**Supplied data**.
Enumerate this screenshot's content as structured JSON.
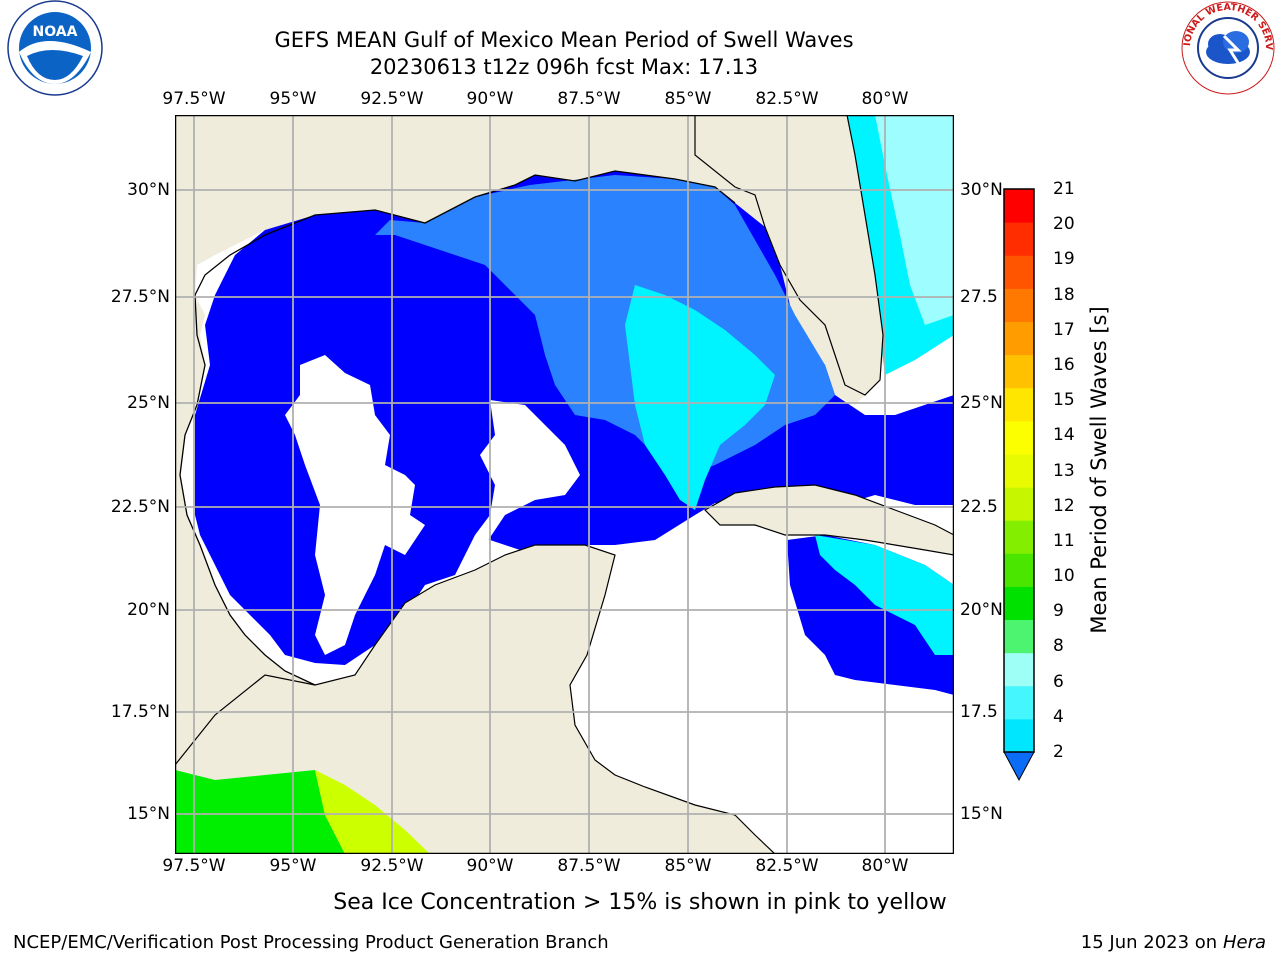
{
  "header": {
    "title_line1": "GEFS MEAN Gulf of Mexico Mean Period of Swell Waves",
    "title_line2": "20230613 t12z 096h fcst   Max: 17.13"
  },
  "logos": {
    "left": "NOAA",
    "right": "NATIONAL WEATHER SERVICE"
  },
  "map": {
    "lon_labels": [
      "97.5°W",
      "95°W",
      "92.5°W",
      "90°W",
      "87.5°W",
      "85°W",
      "82.5°W",
      "80°W"
    ],
    "lat_labels_left": [
      "30°N",
      "27.5°N",
      "25°N",
      "22.5°N",
      "20°N",
      "17.5°N",
      "15°N"
    ],
    "lat_labels_right": [
      "30°N",
      "27.5",
      "25°N",
      "22.5",
      "20°N",
      "17.5",
      "15°N"
    ],
    "colors": {
      "land": "#efecdc",
      "water_blue": "#0000ff",
      "mid_blue": "#2b82ff",
      "cyan": "#00f4ff",
      "light_cyan": "#9efeff",
      "green": "#00ee00",
      "yellow_green": "#ccff00"
    }
  },
  "colorbar": {
    "label": "Mean Period of Swell Waves [s]",
    "ticks": [
      "21",
      "20",
      "19",
      "18",
      "17",
      "16",
      "15",
      "14",
      "13",
      "12",
      "11",
      "10",
      "9",
      "8",
      "6",
      "4",
      "2"
    ],
    "colors": [
      "#0b6cf8",
      "#00e6ff",
      "#45f6ff",
      "#9dfff6",
      "#4cf46f",
      "#00e100",
      "#4ae600",
      "#84ee00",
      "#c6f700",
      "#e8fb00",
      "#fcff00",
      "#ffe600",
      "#ffc100",
      "#ff9d00",
      "#ff7800",
      "#ff5400",
      "#ff2d00",
      "#ff0000"
    ]
  },
  "note": "Sea Ice Concentration > 15% is shown in pink to yellow",
  "footer": {
    "left": "NCEP/EMC/Verification Post Processing Product Generation Branch",
    "date": "15 Jun 2023 on",
    "host": "Hera"
  }
}
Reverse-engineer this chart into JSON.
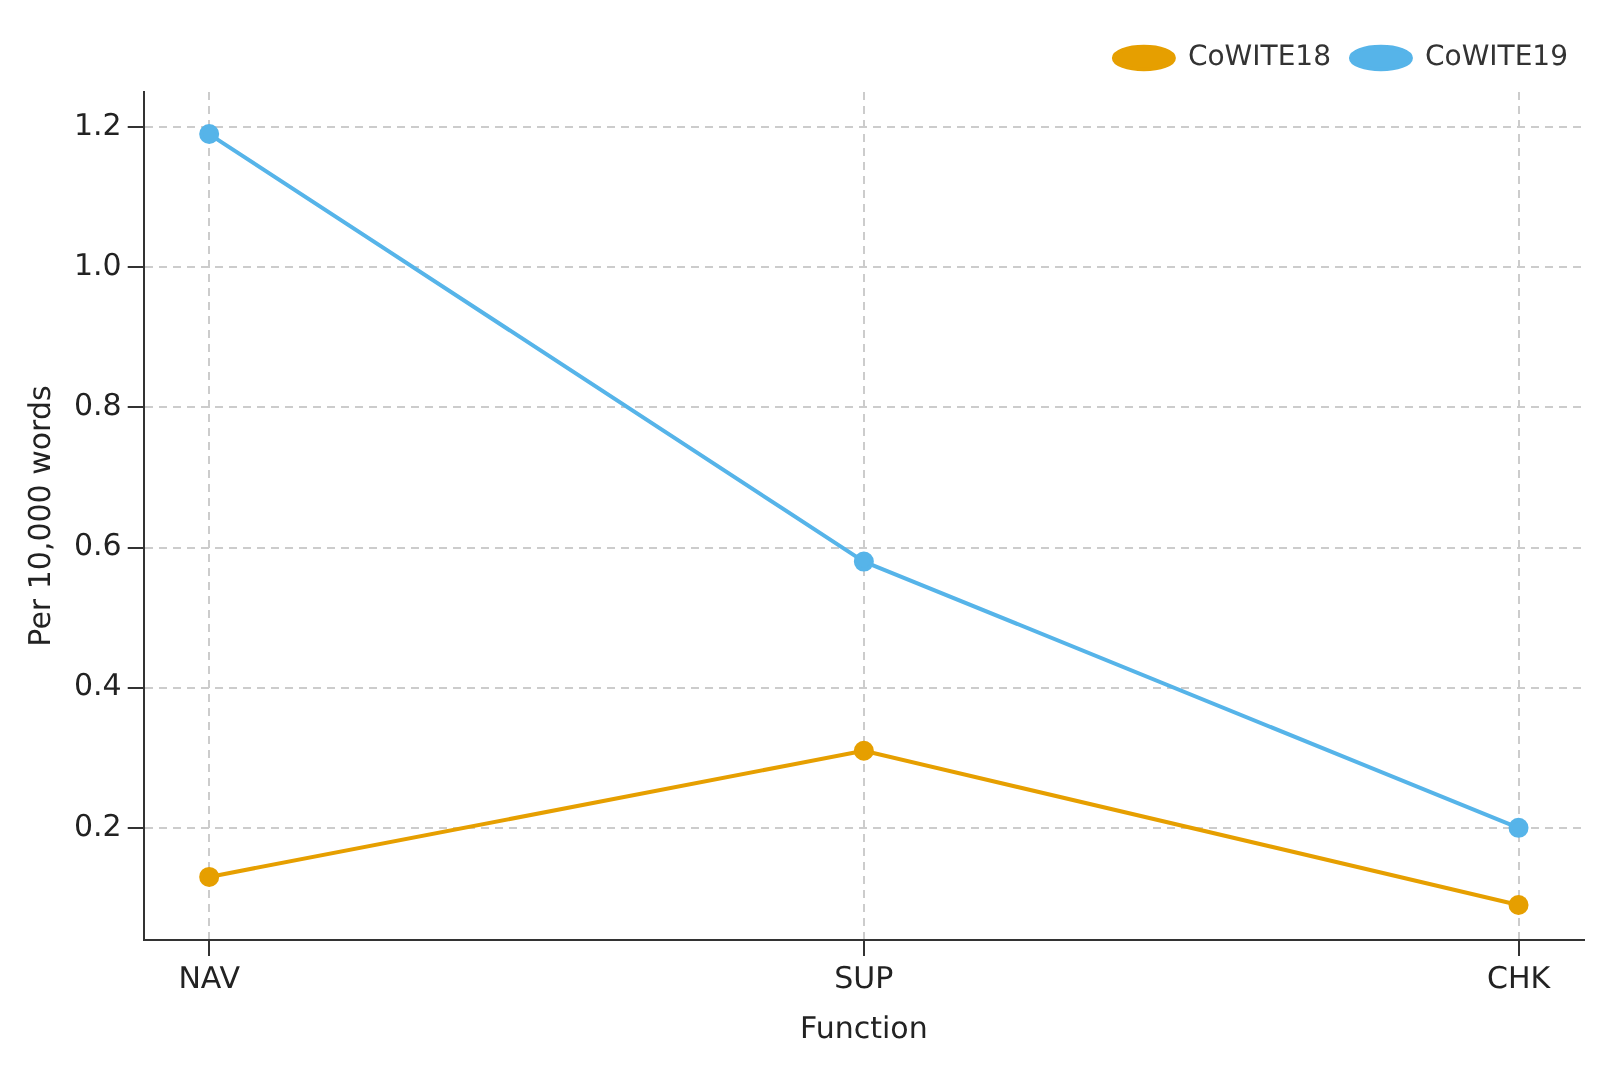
{
  "chart_data": {
    "type": "line",
    "xlabel": "Function",
    "ylabel": "Per 10,000 words",
    "categories": [
      "NAV",
      "SUP",
      "CHK"
    ],
    "series": [
      {
        "name": "CoWITE18",
        "color": "#e69f00",
        "values": [
          0.13,
          0.31,
          0.09
        ]
      },
      {
        "name": "CoWITE19",
        "color": "#56b4e9",
        "values": [
          1.19,
          0.58,
          0.2
        ]
      }
    ],
    "ylim": [
      0.04,
      1.25
    ],
    "yticks": [
      0.2,
      0.4,
      0.6,
      0.8,
      {
        "value": 1,
        "label": "1.0"
      },
      1.2
    ],
    "grid": true,
    "legend": "top right",
    "marker": "circle",
    "line_style": "solid"
  }
}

**Written task**.
Without the pictures, retype the whole of the material above exactly.

**Final result**.
Enumerate this screenshot's content as structured JSON.
{
  "header": {
    "title_line1": "GEFS MEAN Gulf of Mexico Mean Period of Swell Waves",
    "title_line2": "20230613 t12z 096h fcst   Max: 17.13"
  },
  "logos": {
    "left": "NOAA",
    "right": "NATIONAL WEATHER SERVICE"
  },
  "map": {
    "lon_labels": [
      "97.5°W",
      "95°W",
      "92.5°W",
      "90°W",
      "87.5°W",
      "85°W",
      "82.5°W",
      "80°W"
    ],
    "lat_labels_left": [
      "30°N",
      "27.5°N",
      "25°N",
      "22.5°N",
      "20°N",
      "17.5°N",
      "15°N"
    ],
    "lat_labels_right": [
      "30°N",
      "27.5",
      "25°N",
      "22.5",
      "20°N",
      "17.5",
      "15°N"
    ],
    "colors": {
      "land": "#efecdc",
      "water_blue": "#0000ff",
      "mid_blue": "#2b82ff",
      "cyan": "#00f4ff",
      "light_cyan": "#9efeff",
      "green": "#00ee00",
      "yellow_green": "#ccff00"
    }
  },
  "colorbar": {
    "label": "Mean Period of Swell Waves [s]",
    "ticks": [
      "21",
      "20",
      "19",
      "18",
      "17",
      "16",
      "15",
      "14",
      "13",
      "12",
      "11",
      "10",
      "9",
      "8",
      "6",
      "4",
      "2"
    ],
    "colors": [
      "#0b6cf8",
      "#00e6ff",
      "#45f6ff",
      "#9dfff6",
      "#4cf46f",
      "#00e100",
      "#4ae600",
      "#84ee00",
      "#c6f700",
      "#e8fb00",
      "#fcff00",
      "#ffe600",
      "#ffc100",
      "#ff9d00",
      "#ff7800",
      "#ff5400",
      "#ff2d00",
      "#ff0000"
    ]
  },
  "note": "Sea Ice Concentration > 15% is shown in pink to yellow",
  "footer": {
    "left": "NCEP/EMC/Verification Post Processing Product Generation Branch",
    "date": "15 Jun 2023 on",
    "host": "Hera"
  }
}
Reverse-engineer this chart into JSON.
{
  "chart_data": {
    "type": "line",
    "xlabel": "Function",
    "ylabel": "Per 10,000 words",
    "categories": [
      "NAV",
      "SUP",
      "CHK"
    ],
    "series": [
      {
        "name": "CoWITE18",
        "color": "#e69f00",
        "values": [
          0.13,
          0.31,
          0.09
        ]
      },
      {
        "name": "CoWITE19",
        "color": "#56b4e9",
        "values": [
          1.19,
          0.58,
          0.2
        ]
      }
    ],
    "ylim": [
      0.04,
      1.25
    ],
    "yticks": [
      0.2,
      0.4,
      0.6,
      0.8,
      {
        "value": 1,
        "label": "1.0"
      },
      1.2
    ],
    "grid": true,
    "legend": "top right",
    "marker": "circle",
    "line_style": "solid"
  }
}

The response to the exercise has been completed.